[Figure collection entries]
# # #

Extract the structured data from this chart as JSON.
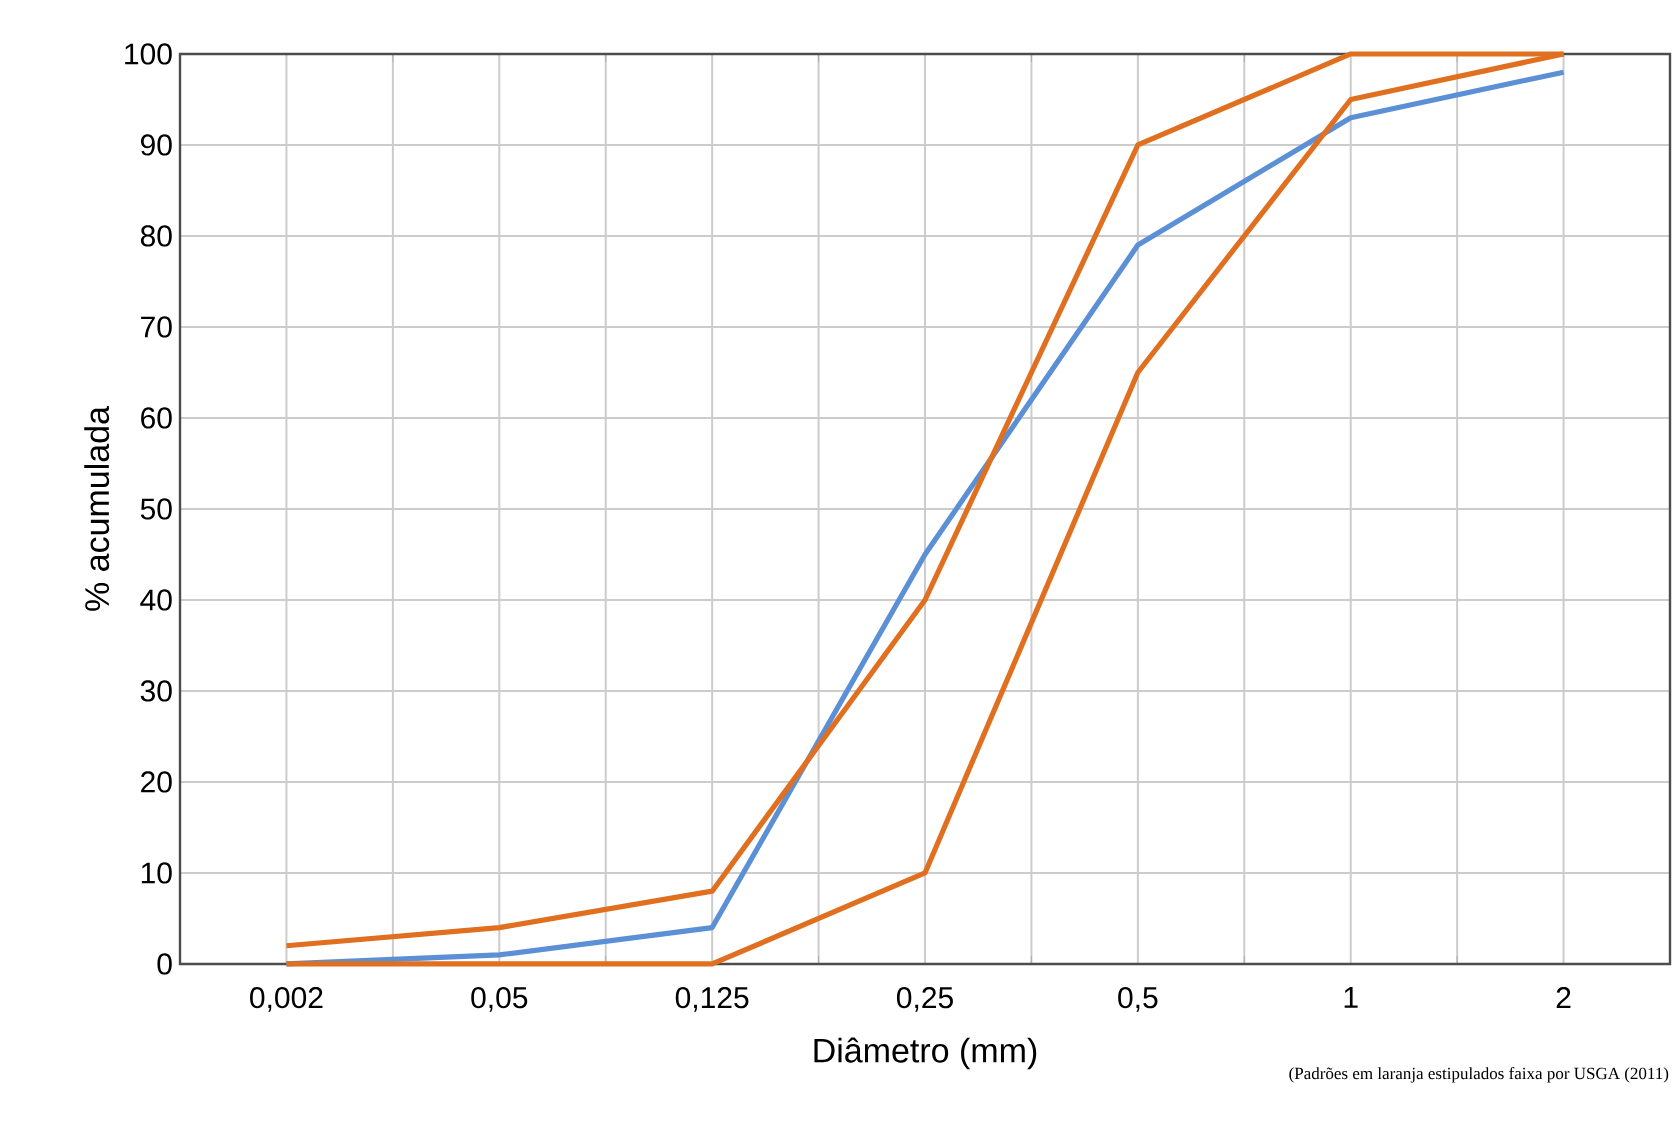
{
  "chart_data": {
    "type": "line",
    "xlabel": "Diâmetro (mm)",
    "ylabel": "% acumulada",
    "categories": [
      "0,002",
      "0,05",
      "0,125",
      "0,25",
      "0,5",
      "1",
      "2"
    ],
    "series": [
      {
        "color": "#5b8fd6",
        "values": [
          0,
          1,
          4,
          45,
          79,
          93,
          98
        ]
      },
      {
        "color": "#e07020",
        "values": [
          2,
          4,
          8,
          40,
          90,
          100,
          100
        ]
      },
      {
        "color": "#e07020",
        "values": [
          0,
          0,
          0,
          10,
          65,
          95,
          100
        ]
      }
    ],
    "ylim": [
      0,
      100
    ],
    "yticks": [
      0,
      10,
      20,
      30,
      40,
      50,
      60,
      70,
      80,
      90,
      100
    ],
    "grid": true,
    "marker": "none",
    "line_style": "solid",
    "annotations": [
      "(Padrões em laranja estipulados faixa por USGA (2011)"
    ]
  }
}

# # #

▶ _The request_
Repeat the listing in full and exactly. Leave any pictures out.

▶ _Written response_
Extract the structured data from this chart as JSON.
{
  "chart_data": {
    "type": "line",
    "xlabel": "Diâmetro (mm)",
    "ylabel": "% acumulada",
    "categories": [
      "0,002",
      "0,05",
      "0,125",
      "0,25",
      "0,5",
      "1",
      "2"
    ],
    "series": [
      {
        "color": "#5b8fd6",
        "values": [
          0,
          1,
          4,
          45,
          79,
          93,
          98
        ]
      },
      {
        "color": "#e07020",
        "values": [
          2,
          4,
          8,
          40,
          90,
          100,
          100
        ]
      },
      {
        "color": "#e07020",
        "values": [
          0,
          0,
          0,
          10,
          65,
          95,
          100
        ]
      }
    ],
    "ylim": [
      0,
      100
    ],
    "yticks": [
      0,
      10,
      20,
      30,
      40,
      50,
      60,
      70,
      80,
      90,
      100
    ],
    "grid": true,
    "marker": "none",
    "line_style": "solid",
    "annotations": [
      "(Padrões em laranja estipulados faixa por USGA (2011)"
    ]
  }
}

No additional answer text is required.